== Dataset extract ==

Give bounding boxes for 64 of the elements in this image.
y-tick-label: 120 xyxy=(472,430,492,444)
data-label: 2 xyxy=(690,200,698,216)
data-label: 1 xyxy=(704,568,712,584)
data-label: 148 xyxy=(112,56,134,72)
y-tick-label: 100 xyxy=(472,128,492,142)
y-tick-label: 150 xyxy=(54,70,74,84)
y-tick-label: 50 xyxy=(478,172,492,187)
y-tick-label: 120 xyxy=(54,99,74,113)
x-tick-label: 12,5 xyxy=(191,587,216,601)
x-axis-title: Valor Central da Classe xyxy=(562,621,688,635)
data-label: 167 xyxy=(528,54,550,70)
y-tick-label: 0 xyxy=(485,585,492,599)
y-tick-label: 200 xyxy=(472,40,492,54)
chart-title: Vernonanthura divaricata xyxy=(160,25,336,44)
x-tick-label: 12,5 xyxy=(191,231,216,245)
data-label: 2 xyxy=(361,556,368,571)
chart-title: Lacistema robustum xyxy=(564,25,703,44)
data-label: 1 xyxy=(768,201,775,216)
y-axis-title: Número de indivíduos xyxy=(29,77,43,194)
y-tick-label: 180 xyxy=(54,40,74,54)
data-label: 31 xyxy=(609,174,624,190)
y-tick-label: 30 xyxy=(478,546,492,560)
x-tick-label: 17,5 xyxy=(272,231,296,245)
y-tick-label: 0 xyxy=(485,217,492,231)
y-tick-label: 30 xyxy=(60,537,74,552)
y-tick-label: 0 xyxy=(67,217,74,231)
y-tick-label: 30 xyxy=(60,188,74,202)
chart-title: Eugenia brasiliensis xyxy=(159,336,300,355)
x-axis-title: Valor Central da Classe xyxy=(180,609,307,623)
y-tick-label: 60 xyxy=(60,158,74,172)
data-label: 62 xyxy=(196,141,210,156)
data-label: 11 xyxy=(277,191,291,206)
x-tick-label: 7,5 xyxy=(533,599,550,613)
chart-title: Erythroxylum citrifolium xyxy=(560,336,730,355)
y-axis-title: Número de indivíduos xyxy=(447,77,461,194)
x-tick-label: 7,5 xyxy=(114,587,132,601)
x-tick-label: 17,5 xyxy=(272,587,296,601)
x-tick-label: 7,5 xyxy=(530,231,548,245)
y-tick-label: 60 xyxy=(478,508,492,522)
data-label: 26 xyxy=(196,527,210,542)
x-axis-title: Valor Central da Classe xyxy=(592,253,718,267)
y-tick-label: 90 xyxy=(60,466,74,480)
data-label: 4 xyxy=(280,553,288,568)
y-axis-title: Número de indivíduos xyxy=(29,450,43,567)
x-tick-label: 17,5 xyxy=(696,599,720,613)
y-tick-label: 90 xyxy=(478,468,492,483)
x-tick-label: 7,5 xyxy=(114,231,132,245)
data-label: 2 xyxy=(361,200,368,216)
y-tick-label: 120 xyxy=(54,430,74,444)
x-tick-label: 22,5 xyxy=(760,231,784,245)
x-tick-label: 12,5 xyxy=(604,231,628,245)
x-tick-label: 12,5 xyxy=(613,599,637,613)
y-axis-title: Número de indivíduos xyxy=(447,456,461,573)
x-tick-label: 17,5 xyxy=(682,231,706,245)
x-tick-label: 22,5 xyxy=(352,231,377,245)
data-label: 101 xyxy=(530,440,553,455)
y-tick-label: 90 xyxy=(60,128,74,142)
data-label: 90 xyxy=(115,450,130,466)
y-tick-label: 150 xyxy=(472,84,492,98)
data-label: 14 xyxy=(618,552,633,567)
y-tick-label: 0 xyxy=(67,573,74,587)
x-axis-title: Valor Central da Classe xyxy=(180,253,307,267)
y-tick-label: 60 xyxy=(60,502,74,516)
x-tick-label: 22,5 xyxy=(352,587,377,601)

===

▶ _Task prompt_:
Rewrite the records with every "Número de indivíduos" switched to "Number of individuals", keeping everything else the same.

▶ _Solution_:
Give bounding boxes for 64 of the elements in this image.
y-tick-label: 120 xyxy=(472,430,492,444)
data-label: 2 xyxy=(690,200,698,216)
data-label: 1 xyxy=(704,568,712,584)
data-label: 148 xyxy=(112,56,134,72)
y-tick-label: 100 xyxy=(472,128,492,142)
y-tick-label: 150 xyxy=(54,70,74,84)
y-tick-label: 50 xyxy=(478,172,492,187)
y-tick-label: 120 xyxy=(54,99,74,113)
x-tick-label: 12,5 xyxy=(191,587,216,601)
x-axis-title: Valor Central da Classe xyxy=(562,621,688,635)
data-label: 167 xyxy=(528,54,550,70)
y-tick-label: 0 xyxy=(485,585,492,599)
y-tick-label: 200 xyxy=(472,40,492,54)
chart-title: Vernonanthura divaricata xyxy=(160,25,336,44)
x-tick-label: 12,5 xyxy=(191,231,216,245)
data-label: 2 xyxy=(361,556,368,571)
chart-title: Lacistema robustum xyxy=(564,25,703,44)
data-label: 1 xyxy=(768,201,775,216)
y-axis-title: Number of individuals xyxy=(29,77,43,194)
y-tick-label: 180 xyxy=(54,40,74,54)
data-label: 31 xyxy=(609,174,624,190)
y-tick-label: 30 xyxy=(478,546,492,560)
x-tick-label: 17,5 xyxy=(272,231,296,245)
y-tick-label: 0 xyxy=(485,217,492,231)
y-tick-label: 30 xyxy=(60,537,74,552)
y-tick-label: 0 xyxy=(67,217,74,231)
y-tick-label: 30 xyxy=(60,188,74,202)
chart-title: Eugenia brasiliensis xyxy=(159,336,300,355)
x-axis-title: Valor Central da Classe xyxy=(180,609,307,623)
y-tick-label: 60 xyxy=(60,158,74,172)
data-label: 62 xyxy=(196,141,210,156)
data-label: 11 xyxy=(277,191,291,206)
x-tick-label: 7,5 xyxy=(533,599,550,613)
chart-title: Erythroxylum citrifolium xyxy=(560,336,730,355)
y-axis-title: Number of individuals xyxy=(447,77,461,194)
x-tick-label: 7,5 xyxy=(114,587,132,601)
x-tick-label: 17,5 xyxy=(272,587,296,601)
x-tick-label: 7,5 xyxy=(530,231,548,245)
y-tick-label: 60 xyxy=(478,508,492,522)
data-label: 26 xyxy=(196,527,210,542)
x-axis-title: Valor Central da Classe xyxy=(592,253,718,267)
y-tick-label: 90 xyxy=(60,466,74,480)
data-label: 4 xyxy=(280,553,288,568)
y-axis-title: Number of individuals xyxy=(29,450,43,567)
x-tick-label: 17,5 xyxy=(696,599,720,613)
y-tick-label: 90 xyxy=(478,468,492,483)
x-tick-label: 7,5 xyxy=(114,231,132,245)
data-label: 2 xyxy=(361,200,368,216)
y-tick-label: 120 xyxy=(54,430,74,444)
x-tick-label: 22,5 xyxy=(760,231,784,245)
x-tick-label: 12,5 xyxy=(604,231,628,245)
x-tick-label: 12,5 xyxy=(613,599,637,613)
y-axis-title: Number of individuals xyxy=(447,456,461,573)
x-tick-label: 17,5 xyxy=(682,231,706,245)
x-tick-label: 22,5 xyxy=(352,231,377,245)
data-label: 101 xyxy=(530,440,553,455)
y-tick-label: 90 xyxy=(60,128,74,142)
data-label: 90 xyxy=(115,450,130,466)
y-tick-label: 150 xyxy=(472,84,492,98)
data-label: 14 xyxy=(618,552,633,567)
y-tick-label: 0 xyxy=(67,573,74,587)
x-axis-title: Valor Central da Classe xyxy=(180,253,307,267)
y-tick-label: 60 xyxy=(60,502,74,516)
x-tick-label: 22,5 xyxy=(352,587,377,601)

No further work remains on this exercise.